What is expected
Please repeat every row below word for word, one line each, with nothing added, dropped or changed.
---------------
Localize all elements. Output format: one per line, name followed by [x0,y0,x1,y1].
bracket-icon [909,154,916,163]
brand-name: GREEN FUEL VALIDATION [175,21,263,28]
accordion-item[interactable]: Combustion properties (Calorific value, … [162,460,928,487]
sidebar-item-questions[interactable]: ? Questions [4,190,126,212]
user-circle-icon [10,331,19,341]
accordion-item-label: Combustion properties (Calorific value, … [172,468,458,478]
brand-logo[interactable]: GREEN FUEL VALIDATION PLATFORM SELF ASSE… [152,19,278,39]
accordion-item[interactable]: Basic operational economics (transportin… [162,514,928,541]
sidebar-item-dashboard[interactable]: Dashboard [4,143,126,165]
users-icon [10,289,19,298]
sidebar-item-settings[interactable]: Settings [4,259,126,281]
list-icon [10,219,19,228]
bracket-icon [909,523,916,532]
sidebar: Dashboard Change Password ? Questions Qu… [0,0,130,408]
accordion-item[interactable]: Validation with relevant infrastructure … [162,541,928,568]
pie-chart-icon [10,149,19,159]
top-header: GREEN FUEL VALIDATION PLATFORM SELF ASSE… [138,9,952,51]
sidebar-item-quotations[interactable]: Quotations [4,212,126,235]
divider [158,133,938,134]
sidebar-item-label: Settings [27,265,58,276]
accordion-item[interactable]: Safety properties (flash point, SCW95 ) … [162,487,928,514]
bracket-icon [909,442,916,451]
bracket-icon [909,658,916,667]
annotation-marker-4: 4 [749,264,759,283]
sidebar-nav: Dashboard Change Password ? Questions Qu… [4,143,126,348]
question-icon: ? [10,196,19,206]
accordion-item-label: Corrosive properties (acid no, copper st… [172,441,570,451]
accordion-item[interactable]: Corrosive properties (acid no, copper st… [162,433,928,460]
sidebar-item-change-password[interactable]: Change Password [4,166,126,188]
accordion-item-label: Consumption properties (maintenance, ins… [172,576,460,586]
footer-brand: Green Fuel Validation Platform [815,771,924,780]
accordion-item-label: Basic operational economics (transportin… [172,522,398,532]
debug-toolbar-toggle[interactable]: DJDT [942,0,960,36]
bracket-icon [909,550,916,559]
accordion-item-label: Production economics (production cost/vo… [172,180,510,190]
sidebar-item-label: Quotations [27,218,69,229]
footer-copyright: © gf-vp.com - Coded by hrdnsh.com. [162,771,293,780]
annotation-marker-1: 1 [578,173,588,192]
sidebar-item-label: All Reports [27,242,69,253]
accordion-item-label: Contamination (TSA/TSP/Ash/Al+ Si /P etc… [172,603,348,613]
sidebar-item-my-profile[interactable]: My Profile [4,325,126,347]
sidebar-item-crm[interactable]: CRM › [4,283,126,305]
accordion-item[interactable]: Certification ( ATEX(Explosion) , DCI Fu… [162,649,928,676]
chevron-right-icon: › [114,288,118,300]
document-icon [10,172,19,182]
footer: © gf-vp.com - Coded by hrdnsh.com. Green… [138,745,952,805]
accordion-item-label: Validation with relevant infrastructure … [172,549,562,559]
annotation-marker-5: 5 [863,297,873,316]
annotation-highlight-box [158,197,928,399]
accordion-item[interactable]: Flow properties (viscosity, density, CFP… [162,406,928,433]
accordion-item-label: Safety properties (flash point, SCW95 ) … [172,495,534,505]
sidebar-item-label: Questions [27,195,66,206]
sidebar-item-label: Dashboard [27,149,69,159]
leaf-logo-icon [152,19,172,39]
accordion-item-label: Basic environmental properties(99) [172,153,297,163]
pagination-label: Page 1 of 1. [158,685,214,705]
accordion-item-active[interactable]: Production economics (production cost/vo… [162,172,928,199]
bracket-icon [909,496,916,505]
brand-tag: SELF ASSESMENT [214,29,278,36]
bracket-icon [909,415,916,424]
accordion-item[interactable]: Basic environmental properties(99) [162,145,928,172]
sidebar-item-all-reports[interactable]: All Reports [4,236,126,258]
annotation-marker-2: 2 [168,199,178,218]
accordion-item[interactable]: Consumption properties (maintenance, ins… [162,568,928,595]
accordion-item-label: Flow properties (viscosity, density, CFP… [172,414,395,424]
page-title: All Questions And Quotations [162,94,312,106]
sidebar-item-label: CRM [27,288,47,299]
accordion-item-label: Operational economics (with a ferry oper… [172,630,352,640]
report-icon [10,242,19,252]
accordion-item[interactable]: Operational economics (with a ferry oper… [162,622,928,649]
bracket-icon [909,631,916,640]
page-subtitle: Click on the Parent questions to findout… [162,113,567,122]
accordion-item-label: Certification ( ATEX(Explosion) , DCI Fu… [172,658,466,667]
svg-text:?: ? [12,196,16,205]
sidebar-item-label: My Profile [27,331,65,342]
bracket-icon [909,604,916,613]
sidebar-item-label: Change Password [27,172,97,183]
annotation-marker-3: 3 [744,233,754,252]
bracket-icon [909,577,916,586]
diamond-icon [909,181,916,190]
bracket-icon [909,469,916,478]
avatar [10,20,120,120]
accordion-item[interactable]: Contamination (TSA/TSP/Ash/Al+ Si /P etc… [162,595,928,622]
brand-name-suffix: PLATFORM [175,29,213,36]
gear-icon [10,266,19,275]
---------------
Result of this exercise
Localize all elements. Output format: one per line, name followed by [x0,y0,x1,y1].
bracket-icon [909,154,916,163]
brand-name: GREEN FUEL VALIDATION [175,21,263,28]
accordion-item[interactable]: Combustion properties (Calorific value, … [162,460,928,487]
sidebar-item-questions[interactable]: ? Questions [4,190,126,212]
user-circle-icon [10,331,19,341]
accordion-item-label: Combustion properties (Calorific value, … [172,468,458,478]
brand-logo[interactable]: GREEN FUEL VALIDATION PLATFORM SELF ASSE… [152,19,278,39]
accordion-item[interactable]: Basic operational economics (transportin… [162,514,928,541]
sidebar-item-dashboard[interactable]: Dashboard [4,143,126,165]
users-icon [10,289,19,298]
sidebar-item-settings[interactable]: Settings [4,259,126,281]
list-icon [10,219,19,228]
bracket-icon [909,523,916,532]
sidebar: Dashboard Change Password ? Questions Qu… [0,0,130,408]
accordion-item[interactable]: Validation with relevant infrastructure … [162,541,928,568]
pie-chart-icon [10,149,19,159]
top-header: GREEN FUEL VALIDATION PLATFORM SELF ASSE… [138,9,952,51]
sidebar-item-quotations[interactable]: Quotations [4,212,126,235]
divider [158,133,938,134]
sidebar-item-label: Settings [27,265,58,276]
accordion-item[interactable]: Safety properties (flash point, SCW95 ) … [162,487,928,514]
bracket-icon [909,442,916,451]
bracket-icon [909,658,916,667]
annotation-marker-4: 4 [749,264,759,283]
sidebar-nav: Dashboard Change Password ? Questions Qu… [4,143,126,348]
question-icon: ? [10,196,19,206]
accordion-item-label: Corrosive properties (acid no, copper st… [172,441,570,451]
accordion-item[interactable]: Corrosive properties (acid no, copper st… [162,433,928,460]
sidebar-item-change-password[interactable]: Change Password [4,166,126,188]
accordion-item-label: Consumption properties (maintenance, ins… [172,576,460,586]
footer-brand: Green Fuel Validation Platform [815,771,924,780]
accordion-item-label: Basic operational economics (transportin… [172,522,398,532]
debug-toolbar-toggle[interactable]: DJDT [942,0,960,36]
bracket-icon [909,550,916,559]
accordion-item-label: Production economics (production cost/vo… [172,180,510,190]
sidebar-item-label: Quotations [27,218,69,229]
footer-copyright: © gf-vp.com - Coded by hrdnsh.com. [162,771,293,780]
annotation-marker-1: 1 [578,173,588,192]
sidebar-item-label: All Reports [27,242,69,253]
accordion-item-label: Contamination (TSA/TSP/Ash/Al+ Si /P etc… [172,603,348,613]
sidebar-item-my-profile[interactable]: My Profile [4,325,126,347]
sidebar-item-crm[interactable]: CRM › [4,283,126,305]
accordion-item[interactable]: Certification ( ATEX(Explosion) , DCI Fu… [162,649,928,676]
chevron-right-icon: › [114,288,118,300]
document-icon [10,172,19,182]
footer: © gf-vp.com - Coded by hrdnsh.com. Green… [138,745,952,805]
accordion-item-label: Validation with relevant infrastructure … [172,549,562,559]
annotation-marker-5: 5 [863,297,873,316]
annotation-highlight-box [158,197,928,399]
accordion-item[interactable]: Flow properties (viscosity, density, CFP… [162,406,928,433]
accordion-item-label: Safety properties (flash point, SCW95 ) … [172,495,534,505]
sidebar-item-label: Questions [27,195,66,206]
sidebar-item-label: Dashboard [27,149,69,159]
leaf-logo-icon [152,19,172,39]
accordion-item-label: Basic environmental properties(99) [172,153,297,163]
pagination-label: Page 1 of 1. [158,685,214,705]
accordion-item-active[interactable]: Production economics (production cost/vo… [162,172,928,199]
bracket-icon [909,496,916,505]
brand-tag: SELF ASSESMENT [214,29,278,36]
bracket-icon [909,415,916,424]
accordion-item[interactable]: Basic environmental properties(99) [162,145,928,172]
sidebar-item-all-reports[interactable]: All Reports [4,236,126,258]
annotation-marker-2: 2 [168,199,178,218]
accordion-item[interactable]: Consumption properties (maintenance, ins… [162,568,928,595]
accordion-item-label: Flow properties (viscosity, density, CFP… [172,414,395,424]
page-title: All Questions And Quotations [162,94,312,106]
sidebar-item-label: CRM [27,288,47,299]
accordion-item-label: Operational economics (with a ferry oper… [172,630,352,640]
report-icon [10,242,19,252]
accordion-item[interactable]: Operational economics (with a ferry oper… [162,622,928,649]
bracket-icon [909,631,916,640]
page-subtitle: Click on the Parent questions to findout… [162,113,567,122]
accordion-item-label: Certification ( ATEX(Explosion) , DCI Fu… [172,658,466,667]
svg-text:?: ? [12,196,16,205]
sidebar-item-label: My Profile [27,331,65,342]
bracket-icon [909,604,916,613]
sidebar-item-label: Change Password [27,172,97,183]
annotation-marker-3: 3 [744,233,754,252]
bracket-icon [909,577,916,586]
diamond-icon [909,181,916,190]
bracket-icon [909,469,916,478]
avatar [10,20,120,120]
accordion-item[interactable]: Contamination (TSA/TSP/Ash/Al+ Si /P etc… [162,595,928,622]
brand-name-suffix: PLATFORM [175,29,213,36]
gear-icon [10,266,19,275]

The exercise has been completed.